EXERCISE DIRECTIONS: Which lines in the data below contain the string "jadwal"? Collect all of them.

##########

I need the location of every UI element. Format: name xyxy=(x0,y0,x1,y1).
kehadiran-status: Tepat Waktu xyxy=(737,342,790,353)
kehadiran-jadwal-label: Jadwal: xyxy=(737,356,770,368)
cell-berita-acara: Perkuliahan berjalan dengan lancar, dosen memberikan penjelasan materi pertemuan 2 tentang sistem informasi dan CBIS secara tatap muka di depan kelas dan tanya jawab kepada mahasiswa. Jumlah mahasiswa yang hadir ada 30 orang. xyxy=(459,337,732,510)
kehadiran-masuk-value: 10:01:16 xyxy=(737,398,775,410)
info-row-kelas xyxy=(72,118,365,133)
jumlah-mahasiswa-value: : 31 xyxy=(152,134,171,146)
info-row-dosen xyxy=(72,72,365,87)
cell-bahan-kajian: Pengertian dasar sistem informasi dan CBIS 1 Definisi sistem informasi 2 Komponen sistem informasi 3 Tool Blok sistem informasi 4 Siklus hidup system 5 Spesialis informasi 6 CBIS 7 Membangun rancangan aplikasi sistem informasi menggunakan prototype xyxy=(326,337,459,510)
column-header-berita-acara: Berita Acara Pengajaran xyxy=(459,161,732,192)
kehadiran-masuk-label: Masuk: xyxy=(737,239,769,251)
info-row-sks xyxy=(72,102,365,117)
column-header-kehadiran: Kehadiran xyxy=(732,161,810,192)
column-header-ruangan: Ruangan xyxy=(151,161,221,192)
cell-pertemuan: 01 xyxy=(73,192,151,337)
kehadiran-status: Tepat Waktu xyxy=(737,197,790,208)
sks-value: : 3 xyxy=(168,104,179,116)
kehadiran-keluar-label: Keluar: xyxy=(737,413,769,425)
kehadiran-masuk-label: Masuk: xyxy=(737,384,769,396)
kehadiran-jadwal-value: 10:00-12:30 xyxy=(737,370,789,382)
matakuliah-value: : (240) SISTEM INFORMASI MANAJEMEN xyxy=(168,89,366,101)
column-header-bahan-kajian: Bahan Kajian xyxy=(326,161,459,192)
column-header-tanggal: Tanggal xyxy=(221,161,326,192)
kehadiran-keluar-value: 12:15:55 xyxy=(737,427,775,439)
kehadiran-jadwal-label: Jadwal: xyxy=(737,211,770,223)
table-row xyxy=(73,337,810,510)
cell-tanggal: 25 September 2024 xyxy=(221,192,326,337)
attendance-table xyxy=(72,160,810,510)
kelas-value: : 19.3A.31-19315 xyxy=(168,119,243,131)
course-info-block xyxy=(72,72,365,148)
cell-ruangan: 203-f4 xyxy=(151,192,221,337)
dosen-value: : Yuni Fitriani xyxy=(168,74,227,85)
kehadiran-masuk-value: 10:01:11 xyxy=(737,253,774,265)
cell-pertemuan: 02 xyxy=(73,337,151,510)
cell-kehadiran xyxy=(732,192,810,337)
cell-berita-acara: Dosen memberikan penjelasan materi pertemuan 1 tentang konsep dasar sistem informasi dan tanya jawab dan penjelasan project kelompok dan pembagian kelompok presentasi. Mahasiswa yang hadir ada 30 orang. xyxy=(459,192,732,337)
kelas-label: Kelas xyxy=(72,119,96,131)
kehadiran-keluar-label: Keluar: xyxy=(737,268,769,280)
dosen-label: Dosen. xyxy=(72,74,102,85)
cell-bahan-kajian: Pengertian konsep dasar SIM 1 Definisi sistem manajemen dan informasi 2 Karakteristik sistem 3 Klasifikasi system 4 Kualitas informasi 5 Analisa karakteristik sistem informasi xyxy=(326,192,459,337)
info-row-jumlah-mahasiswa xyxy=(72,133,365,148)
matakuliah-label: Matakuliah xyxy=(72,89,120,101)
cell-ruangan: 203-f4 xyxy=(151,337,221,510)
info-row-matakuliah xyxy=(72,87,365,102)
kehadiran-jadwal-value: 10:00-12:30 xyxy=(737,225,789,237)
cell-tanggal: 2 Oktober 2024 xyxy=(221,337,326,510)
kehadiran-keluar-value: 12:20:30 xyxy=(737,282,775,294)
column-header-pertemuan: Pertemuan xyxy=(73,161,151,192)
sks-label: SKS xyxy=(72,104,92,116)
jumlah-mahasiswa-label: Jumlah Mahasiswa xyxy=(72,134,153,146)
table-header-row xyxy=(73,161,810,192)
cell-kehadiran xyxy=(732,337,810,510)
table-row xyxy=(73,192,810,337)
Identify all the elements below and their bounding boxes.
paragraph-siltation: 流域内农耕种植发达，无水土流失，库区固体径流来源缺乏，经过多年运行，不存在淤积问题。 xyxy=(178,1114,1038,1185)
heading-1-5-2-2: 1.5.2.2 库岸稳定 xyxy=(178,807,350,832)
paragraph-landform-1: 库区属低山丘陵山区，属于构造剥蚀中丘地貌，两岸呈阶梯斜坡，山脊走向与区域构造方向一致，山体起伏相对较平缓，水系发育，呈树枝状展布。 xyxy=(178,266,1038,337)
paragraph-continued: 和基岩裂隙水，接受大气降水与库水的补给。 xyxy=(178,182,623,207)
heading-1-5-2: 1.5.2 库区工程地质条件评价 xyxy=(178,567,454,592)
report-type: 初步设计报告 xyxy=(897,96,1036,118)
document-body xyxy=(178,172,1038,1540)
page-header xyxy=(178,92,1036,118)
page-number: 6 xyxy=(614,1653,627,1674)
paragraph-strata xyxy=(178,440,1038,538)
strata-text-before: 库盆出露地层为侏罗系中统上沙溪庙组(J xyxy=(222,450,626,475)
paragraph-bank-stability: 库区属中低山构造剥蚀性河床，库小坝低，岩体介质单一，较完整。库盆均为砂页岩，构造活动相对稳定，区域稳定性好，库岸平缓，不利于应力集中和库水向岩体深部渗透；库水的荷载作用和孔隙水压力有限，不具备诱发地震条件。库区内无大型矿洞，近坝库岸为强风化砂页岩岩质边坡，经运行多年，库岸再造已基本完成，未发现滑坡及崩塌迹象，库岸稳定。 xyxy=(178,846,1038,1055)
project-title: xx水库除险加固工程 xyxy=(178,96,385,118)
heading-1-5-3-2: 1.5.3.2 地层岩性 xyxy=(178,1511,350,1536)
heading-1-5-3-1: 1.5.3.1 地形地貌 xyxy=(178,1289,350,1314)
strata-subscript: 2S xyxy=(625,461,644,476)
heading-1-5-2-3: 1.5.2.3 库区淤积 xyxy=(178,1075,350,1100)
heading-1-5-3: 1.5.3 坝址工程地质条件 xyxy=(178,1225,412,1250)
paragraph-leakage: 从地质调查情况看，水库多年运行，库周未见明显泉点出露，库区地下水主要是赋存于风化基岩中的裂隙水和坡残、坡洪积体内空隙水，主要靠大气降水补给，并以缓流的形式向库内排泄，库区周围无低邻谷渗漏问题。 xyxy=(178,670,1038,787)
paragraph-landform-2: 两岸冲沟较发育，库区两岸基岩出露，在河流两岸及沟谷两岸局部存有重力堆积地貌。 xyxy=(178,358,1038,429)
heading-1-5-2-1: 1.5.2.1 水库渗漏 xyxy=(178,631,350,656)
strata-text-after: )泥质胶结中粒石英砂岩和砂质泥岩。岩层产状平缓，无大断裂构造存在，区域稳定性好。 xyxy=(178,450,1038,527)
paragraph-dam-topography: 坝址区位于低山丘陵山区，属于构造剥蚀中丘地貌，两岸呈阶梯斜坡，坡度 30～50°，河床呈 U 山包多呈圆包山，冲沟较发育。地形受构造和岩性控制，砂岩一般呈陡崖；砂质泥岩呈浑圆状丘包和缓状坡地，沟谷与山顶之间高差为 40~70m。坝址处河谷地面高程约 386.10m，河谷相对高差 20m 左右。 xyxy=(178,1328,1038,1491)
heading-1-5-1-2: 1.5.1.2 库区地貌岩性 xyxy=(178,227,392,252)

##########

RESPONSE FOR THIS EXERCISE:
kehadiran-jadwal-label: Jadwal: xyxy=(737,356,770,368)
kehadiran-jadwal-value: 10:00-12:30 xyxy=(737,370,789,382)
kehadiran-jadwal-label: Jadwal: xyxy=(737,211,770,223)
kehadiran-jadwal-value: 10:00-12:30 xyxy=(737,225,789,237)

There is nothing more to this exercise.